Write out the data again in full, exactly as it reads.
[Information given start]
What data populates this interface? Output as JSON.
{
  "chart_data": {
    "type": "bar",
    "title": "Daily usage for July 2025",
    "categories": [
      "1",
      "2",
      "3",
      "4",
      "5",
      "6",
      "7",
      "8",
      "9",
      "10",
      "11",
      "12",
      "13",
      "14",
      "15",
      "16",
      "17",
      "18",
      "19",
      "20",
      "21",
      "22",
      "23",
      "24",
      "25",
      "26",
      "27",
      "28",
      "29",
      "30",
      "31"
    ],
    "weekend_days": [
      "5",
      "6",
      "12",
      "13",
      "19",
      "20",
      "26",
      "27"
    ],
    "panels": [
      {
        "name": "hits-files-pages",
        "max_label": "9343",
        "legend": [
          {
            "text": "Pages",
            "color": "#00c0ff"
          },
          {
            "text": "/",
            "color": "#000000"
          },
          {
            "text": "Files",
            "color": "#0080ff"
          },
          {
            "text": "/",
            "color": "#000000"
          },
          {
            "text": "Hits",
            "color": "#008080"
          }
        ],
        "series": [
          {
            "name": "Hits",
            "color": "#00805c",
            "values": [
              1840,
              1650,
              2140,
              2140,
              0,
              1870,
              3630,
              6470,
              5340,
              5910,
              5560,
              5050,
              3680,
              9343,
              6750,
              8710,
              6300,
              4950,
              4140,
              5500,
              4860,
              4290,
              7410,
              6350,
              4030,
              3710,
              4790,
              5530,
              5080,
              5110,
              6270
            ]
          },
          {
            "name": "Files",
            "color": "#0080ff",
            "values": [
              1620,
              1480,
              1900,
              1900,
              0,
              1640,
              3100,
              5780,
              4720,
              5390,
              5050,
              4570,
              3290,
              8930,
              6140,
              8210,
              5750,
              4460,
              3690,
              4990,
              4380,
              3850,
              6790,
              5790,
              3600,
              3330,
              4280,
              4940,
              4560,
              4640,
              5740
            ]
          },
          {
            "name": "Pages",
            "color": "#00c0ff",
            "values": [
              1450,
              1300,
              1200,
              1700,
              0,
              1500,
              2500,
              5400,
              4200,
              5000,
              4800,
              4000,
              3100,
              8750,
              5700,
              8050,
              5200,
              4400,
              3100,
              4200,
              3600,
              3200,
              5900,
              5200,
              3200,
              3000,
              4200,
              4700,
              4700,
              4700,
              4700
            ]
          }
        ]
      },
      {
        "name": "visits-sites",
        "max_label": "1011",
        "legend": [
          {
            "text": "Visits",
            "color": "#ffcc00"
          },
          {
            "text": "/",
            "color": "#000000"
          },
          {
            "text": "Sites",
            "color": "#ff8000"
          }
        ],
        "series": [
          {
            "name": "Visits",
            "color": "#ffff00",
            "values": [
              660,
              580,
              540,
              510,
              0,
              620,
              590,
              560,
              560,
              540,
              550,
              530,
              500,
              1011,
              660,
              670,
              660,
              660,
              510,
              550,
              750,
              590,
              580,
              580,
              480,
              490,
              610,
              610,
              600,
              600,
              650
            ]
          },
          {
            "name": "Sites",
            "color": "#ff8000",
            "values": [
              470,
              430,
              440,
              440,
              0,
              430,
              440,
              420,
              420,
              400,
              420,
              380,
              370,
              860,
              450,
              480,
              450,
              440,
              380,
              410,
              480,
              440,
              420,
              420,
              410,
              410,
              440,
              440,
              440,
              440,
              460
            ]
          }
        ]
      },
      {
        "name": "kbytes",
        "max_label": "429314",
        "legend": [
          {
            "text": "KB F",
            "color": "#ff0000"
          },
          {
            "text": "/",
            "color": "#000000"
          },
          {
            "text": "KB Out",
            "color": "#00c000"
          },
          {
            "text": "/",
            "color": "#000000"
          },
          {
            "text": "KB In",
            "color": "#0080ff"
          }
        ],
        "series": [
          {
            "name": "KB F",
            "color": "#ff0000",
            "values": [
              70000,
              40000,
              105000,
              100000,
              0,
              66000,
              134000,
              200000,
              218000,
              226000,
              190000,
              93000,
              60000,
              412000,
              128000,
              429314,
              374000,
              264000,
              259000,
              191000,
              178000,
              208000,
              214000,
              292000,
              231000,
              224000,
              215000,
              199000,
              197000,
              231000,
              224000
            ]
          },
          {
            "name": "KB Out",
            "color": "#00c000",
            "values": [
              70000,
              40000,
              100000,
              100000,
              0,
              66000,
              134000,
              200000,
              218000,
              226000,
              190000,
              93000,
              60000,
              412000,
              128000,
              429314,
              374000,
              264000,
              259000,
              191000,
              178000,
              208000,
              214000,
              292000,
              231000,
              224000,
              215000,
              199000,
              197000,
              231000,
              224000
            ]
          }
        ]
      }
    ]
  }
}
[Information given end]
### Answer for this exercise
What data populates this interface? Output as JSON.
{
  "chart_data": {
    "type": "bar",
    "title": "Daily usage for July 2025",
    "categories": [
      "1",
      "2",
      "3",
      "4",
      "5",
      "6",
      "7",
      "8",
      "9",
      "10",
      "11",
      "12",
      "13",
      "14",
      "15",
      "16",
      "17",
      "18",
      "19",
      "20",
      "21",
      "22",
      "23",
      "24",
      "25",
      "26",
      "27",
      "28",
      "29",
      "30",
      "31"
    ],
    "weekend_days": [
      "5",
      "6",
      "12",
      "13",
      "19",
      "20",
      "26",
      "27"
    ],
    "panels": [
      {
        "name": "hits-files-pages",
        "max_label": "9343",
        "legend": [
          {
            "text": "Pages",
            "color": "#00c0ff"
          },
          {
            "text": "/",
            "color": "#000000"
          },
          {
            "text": "Files",
            "color": "#0080ff"
          },
          {
            "text": "/",
            "color": "#000000"
          },
          {
            "text": "Hits",
            "color": "#008080"
          }
        ],
        "series": [
          {
            "name": "Hits",
            "color": "#00805c",
            "values": [
              1840,
              1650,
              2140,
              2140,
              0,
              1870,
              3630,
              6470,
              5340,
              5910,
              5560,
              5050,
              3680,
              9343,
              6750,
              8710,
              6300,
              4950,
              4140,
              5500,
              4860,
              4290,
              7410,
              6350,
              4030,
              3710,
              4790,
              5530,
              5080,
              5110,
              6270
            ]
          },
          {
            "name": "Files",
            "color": "#0080ff",
            "values": [
              1620,
              1480,
              1900,
              1900,
              0,
              1640,
              3100,
              5780,
              4720,
              5390,
              5050,
              4570,
              3290,
              8930,
              6140,
              8210,
              5750,
              4460,
              3690,
              4990,
              4380,
              3850,
              6790,
              5790,
              3600,
              3330,
              4280,
              4940,
              4560,
              4640,
              5740
            ]
          },
          {
            "name": "Pages",
            "color": "#00c0ff",
            "values": [
              1450,
              1300,
              1200,
              1700,
              0,
              1500,
              2500,
              5400,
              4200,
              5000,
              4800,
              4000,
              3100,
              8750,
              5700,
              8050,
              5200,
              4400,
              3100,
              4200,
              3600,
              3200,
              5900,
              5200,
              3200,
              3000,
              4200,
              4700,
              4700,
              4700,
              4700
            ]
          }
        ]
      },
      {
        "name": "visits-sites",
        "max_label": "1011",
        "legend": [
          {
            "text": "Visits",
            "color": "#ffcc00"
          },
          {
            "text": "/",
            "color": "#000000"
          },
          {
            "text": "Sites",
            "color": "#ff8000"
          }
        ],
        "series": [
          {
            "name": "Visits",
            "color": "#ffff00",
            "values": [
              660,
              580,
              540,
              510,
              0,
              620,
              590,
              560,
              560,
              540,
              550,
              530,
              500,
              1011,
              660,
              670,
              660,
              660,
              510,
              550,
              750,
              590,
              580,
              580,
              480,
              490,
              610,
              610,
              600,
              600,
              650
            ]
          },
          {
            "name": "Sites",
            "color": "#ff8000",
            "values": [
              470,
              430,
              440,
              440,
              0,
              430,
              440,
              420,
              420,
              400,
              420,
              380,
              370,
              860,
              450,
              480,
              450,
              440,
              380,
              410,
              480,
              440,
              420,
              420,
              410,
              410,
              440,
              440,
              440,
              440,
              460
            ]
          }
        ]
      },
      {
        "name": "kbytes",
        "max_label": "429314",
        "legend": [
          {
            "text": "KB F",
            "color": "#ff0000"
          },
          {
            "text": "/",
            "color": "#000000"
          },
          {
            "text": "KB Out",
            "color": "#00c000"
          },
          {
            "text": "/",
            "color": "#000000"
          },
          {
            "text": "KB In",
            "color": "#0080ff"
          }
        ],
        "series": [
          {
            "name": "KB F",
            "color": "#ff0000",
            "values": [
              70000,
              40000,
              105000,
              100000,
              0,
              66000,
              134000,
              200000,
              218000,
              226000,
              190000,
              93000,
              60000,
              412000,
              128000,
              429314,
              374000,
              264000,
              259000,
              191000,
              178000,
              208000,
              214000,
              292000,
              231000,
              224000,
              215000,
              199000,
              197000,
              231000,
              224000
            ]
          },
          {
            "name": "KB Out",
            "color": "#00c000",
            "values": [
              70000,
              40000,
              100000,
              100000,
              0,
              66000,
              134000,
              200000,
              218000,
              226000,
              190000,
              93000,
              60000,
              412000,
              128000,
              429314,
              374000,
              264000,
              259000,
              191000,
              178000,
              208000,
              214000,
              292000,
              231000,
              224000,
              215000,
              199000,
              197000,
              231000,
              224000
            ]
          }
        ]
      }
    ]
  }
}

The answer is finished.